# [EXERCISE DESCRIPTION]
Copy out all the lines in the records that include the word "rounds".

★ ★ ★ ★ ★

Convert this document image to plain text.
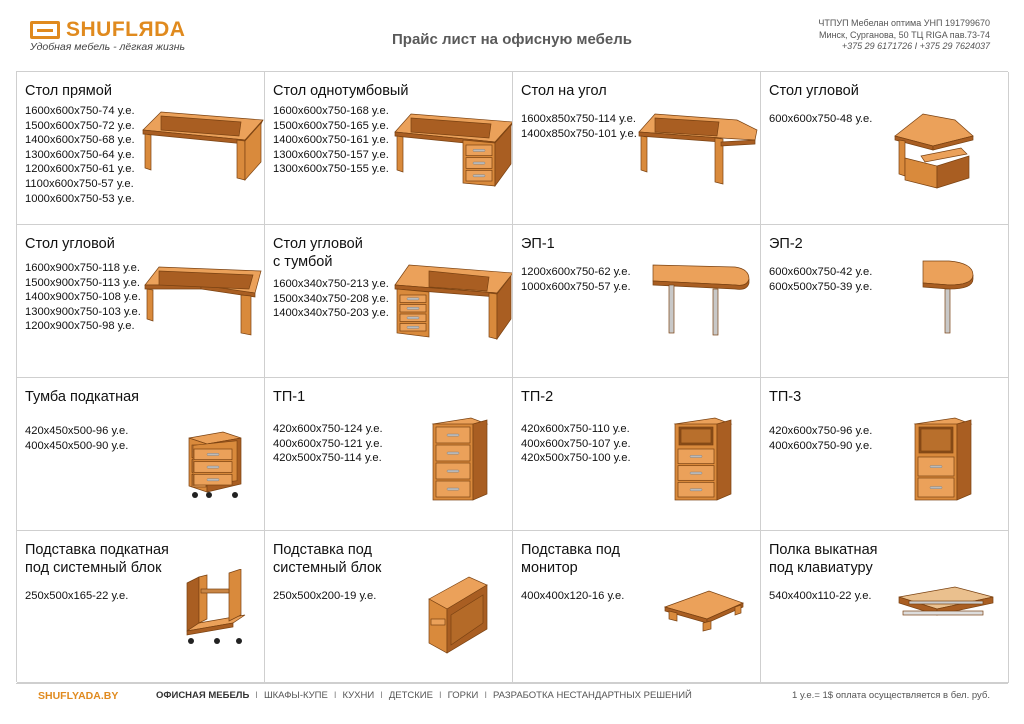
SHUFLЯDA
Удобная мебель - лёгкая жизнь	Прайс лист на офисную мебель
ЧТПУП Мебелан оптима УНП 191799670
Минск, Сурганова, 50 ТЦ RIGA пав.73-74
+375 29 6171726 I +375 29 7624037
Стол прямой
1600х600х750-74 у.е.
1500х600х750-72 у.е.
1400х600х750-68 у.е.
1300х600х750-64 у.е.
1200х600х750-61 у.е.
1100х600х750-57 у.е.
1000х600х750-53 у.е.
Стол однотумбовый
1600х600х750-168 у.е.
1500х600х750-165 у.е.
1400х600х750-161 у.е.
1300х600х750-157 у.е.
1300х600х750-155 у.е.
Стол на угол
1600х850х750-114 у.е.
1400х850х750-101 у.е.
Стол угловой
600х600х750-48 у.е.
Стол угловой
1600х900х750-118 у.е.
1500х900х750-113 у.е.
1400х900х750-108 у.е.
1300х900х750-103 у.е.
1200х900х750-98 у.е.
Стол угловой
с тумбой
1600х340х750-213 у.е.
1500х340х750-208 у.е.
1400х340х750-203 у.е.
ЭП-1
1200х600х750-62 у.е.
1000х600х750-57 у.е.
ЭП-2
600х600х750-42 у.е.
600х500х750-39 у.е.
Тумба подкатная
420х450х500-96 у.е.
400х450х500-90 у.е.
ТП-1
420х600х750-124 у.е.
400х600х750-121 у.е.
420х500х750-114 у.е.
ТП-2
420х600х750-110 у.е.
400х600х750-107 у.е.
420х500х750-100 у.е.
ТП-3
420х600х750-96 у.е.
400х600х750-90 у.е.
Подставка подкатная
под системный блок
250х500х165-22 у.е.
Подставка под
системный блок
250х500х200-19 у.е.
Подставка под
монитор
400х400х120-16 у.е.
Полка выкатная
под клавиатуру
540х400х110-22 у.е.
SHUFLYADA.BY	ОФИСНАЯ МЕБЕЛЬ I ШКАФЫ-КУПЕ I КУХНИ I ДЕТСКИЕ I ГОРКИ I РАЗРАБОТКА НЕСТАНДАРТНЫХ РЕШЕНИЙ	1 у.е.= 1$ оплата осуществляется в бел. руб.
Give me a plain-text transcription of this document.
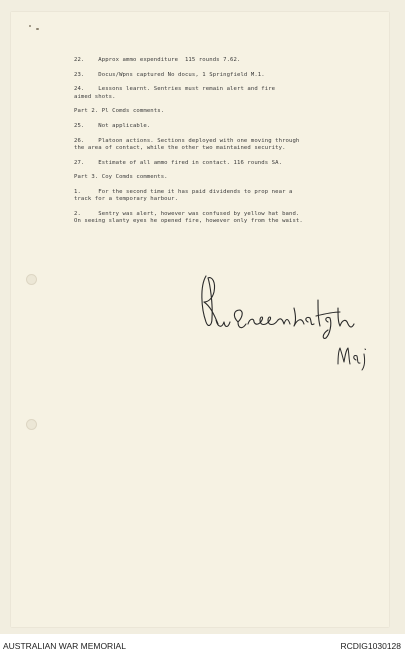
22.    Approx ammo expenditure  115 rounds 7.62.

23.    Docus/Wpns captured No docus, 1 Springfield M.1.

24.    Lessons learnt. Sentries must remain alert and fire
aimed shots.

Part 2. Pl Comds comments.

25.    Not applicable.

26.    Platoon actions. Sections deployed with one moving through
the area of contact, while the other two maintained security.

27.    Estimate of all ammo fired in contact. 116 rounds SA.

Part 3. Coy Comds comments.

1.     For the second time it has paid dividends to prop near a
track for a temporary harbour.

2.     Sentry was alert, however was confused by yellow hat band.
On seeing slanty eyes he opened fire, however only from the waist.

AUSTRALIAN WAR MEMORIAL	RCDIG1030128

★ ★ ★ ★ ★

# [RESPONSE FOR THIS EXERCISE]
22.    Approx ammo expenditure  115 rounds 7.62.
27.    Estimate of all ammo fired in contact. 116 rounds SA.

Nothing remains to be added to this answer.